— begin MATERIAL PROVIDED —
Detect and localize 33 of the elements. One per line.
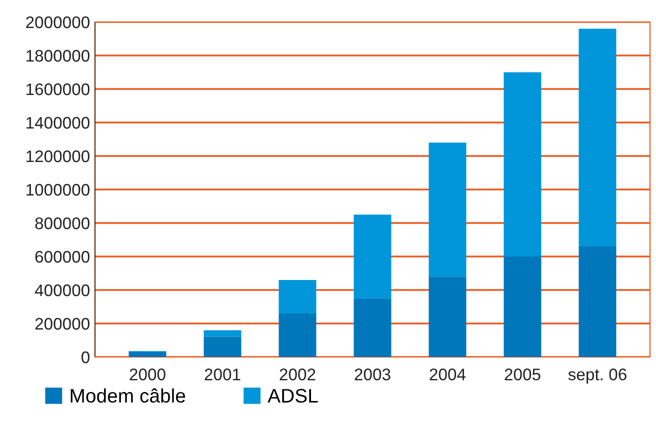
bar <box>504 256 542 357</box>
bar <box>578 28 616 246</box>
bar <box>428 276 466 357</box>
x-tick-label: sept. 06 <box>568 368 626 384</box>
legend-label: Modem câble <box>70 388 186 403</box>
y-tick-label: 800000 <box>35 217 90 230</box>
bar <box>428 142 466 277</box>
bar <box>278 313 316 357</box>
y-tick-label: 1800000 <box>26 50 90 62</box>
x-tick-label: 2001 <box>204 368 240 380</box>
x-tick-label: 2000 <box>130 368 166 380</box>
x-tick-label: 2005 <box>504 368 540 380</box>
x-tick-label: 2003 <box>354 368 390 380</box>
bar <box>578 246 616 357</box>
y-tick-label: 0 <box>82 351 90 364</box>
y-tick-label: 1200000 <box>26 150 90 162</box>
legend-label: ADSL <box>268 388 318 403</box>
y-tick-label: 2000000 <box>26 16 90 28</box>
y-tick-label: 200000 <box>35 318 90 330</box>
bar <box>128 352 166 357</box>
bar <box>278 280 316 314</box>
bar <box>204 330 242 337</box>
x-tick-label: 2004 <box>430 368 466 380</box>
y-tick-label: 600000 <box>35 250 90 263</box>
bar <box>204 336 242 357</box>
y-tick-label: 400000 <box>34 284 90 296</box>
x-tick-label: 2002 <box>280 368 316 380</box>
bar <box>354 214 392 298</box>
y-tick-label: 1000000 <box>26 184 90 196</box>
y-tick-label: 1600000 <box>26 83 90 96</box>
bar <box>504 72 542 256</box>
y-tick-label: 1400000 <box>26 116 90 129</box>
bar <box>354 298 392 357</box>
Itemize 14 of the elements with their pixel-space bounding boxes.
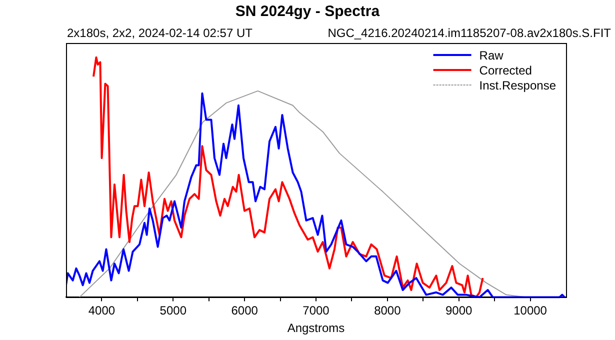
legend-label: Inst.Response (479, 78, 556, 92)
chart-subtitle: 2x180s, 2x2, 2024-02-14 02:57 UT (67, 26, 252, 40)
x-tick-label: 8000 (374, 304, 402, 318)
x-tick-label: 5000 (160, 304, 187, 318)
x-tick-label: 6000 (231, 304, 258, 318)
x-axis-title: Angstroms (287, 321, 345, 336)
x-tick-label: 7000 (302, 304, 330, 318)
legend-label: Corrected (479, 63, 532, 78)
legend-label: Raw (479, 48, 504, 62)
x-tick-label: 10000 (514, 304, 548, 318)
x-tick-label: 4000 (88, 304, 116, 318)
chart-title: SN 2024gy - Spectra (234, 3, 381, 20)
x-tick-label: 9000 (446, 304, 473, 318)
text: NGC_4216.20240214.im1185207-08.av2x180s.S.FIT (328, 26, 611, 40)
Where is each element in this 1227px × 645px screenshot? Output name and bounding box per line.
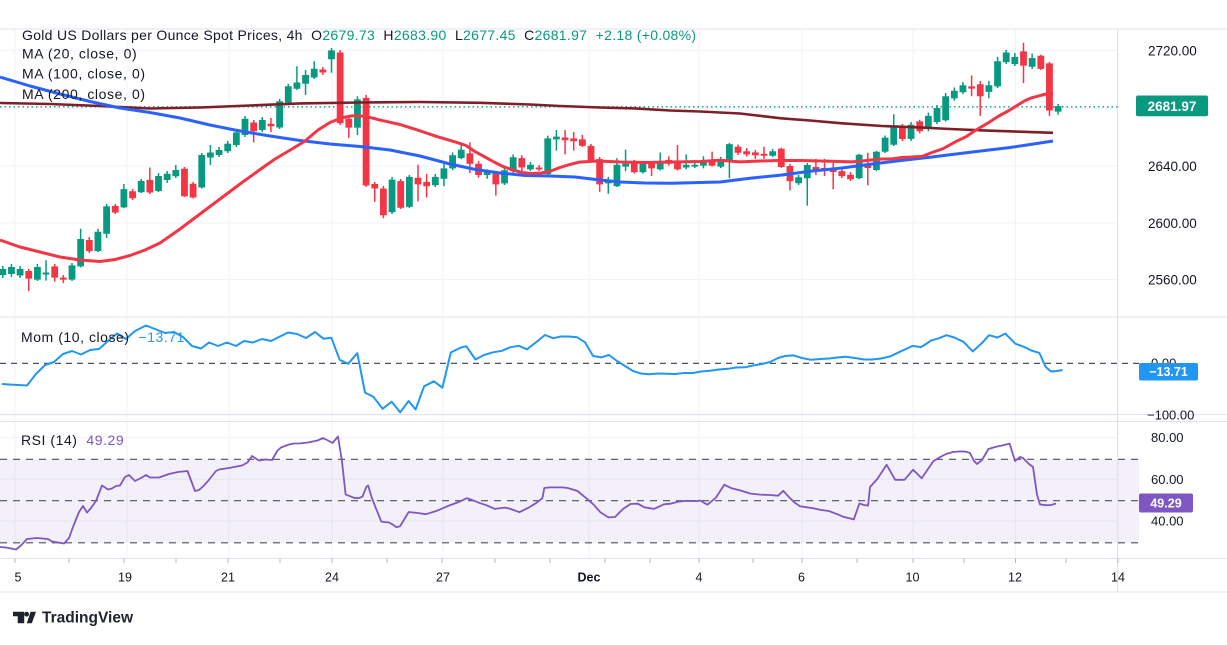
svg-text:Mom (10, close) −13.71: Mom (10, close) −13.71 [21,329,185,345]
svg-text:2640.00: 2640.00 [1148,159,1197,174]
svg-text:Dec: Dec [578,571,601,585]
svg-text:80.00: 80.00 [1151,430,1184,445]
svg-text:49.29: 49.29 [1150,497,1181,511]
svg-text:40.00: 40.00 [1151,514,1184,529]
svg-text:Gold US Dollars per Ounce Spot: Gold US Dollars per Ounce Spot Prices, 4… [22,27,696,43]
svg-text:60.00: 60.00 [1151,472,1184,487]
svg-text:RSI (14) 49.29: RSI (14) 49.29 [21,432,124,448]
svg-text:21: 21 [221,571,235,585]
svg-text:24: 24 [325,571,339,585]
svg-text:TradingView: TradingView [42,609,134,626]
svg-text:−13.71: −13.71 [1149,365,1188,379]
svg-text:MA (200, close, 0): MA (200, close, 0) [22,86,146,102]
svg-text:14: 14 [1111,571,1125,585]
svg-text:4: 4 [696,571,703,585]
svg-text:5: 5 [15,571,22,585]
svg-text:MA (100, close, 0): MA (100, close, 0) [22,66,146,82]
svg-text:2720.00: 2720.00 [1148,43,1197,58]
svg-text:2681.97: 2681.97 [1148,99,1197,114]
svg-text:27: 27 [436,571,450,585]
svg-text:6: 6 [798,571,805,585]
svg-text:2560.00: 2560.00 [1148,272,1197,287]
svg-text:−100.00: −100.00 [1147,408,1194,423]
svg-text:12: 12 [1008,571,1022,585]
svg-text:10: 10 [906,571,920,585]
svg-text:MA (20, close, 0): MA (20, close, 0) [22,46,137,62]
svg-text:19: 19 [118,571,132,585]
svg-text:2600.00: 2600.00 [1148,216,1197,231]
— end MATERIAL PROVIDED —
§ TASK TO COMPLETE
Reproduce the lines between the one holding "legend-label: Inst.Response (479, 78, 556, 92)" and the one holding "x-tick-label: 6000 (231, 304, 258, 318)", inclusive, keeping each line unchanged.

§ THE COMPLETED TASK
legend-label: Inst.Response (479, 78, 556, 92)
chart-subtitle: 2x180s, 2x2, 2024-02-14 02:57 UT (67, 26, 252, 40)
x-tick-label: 8000 (374, 304, 402, 318)
x-tick-label: 5000 (160, 304, 187, 318)
x-tick-label: 6000 (231, 304, 258, 318)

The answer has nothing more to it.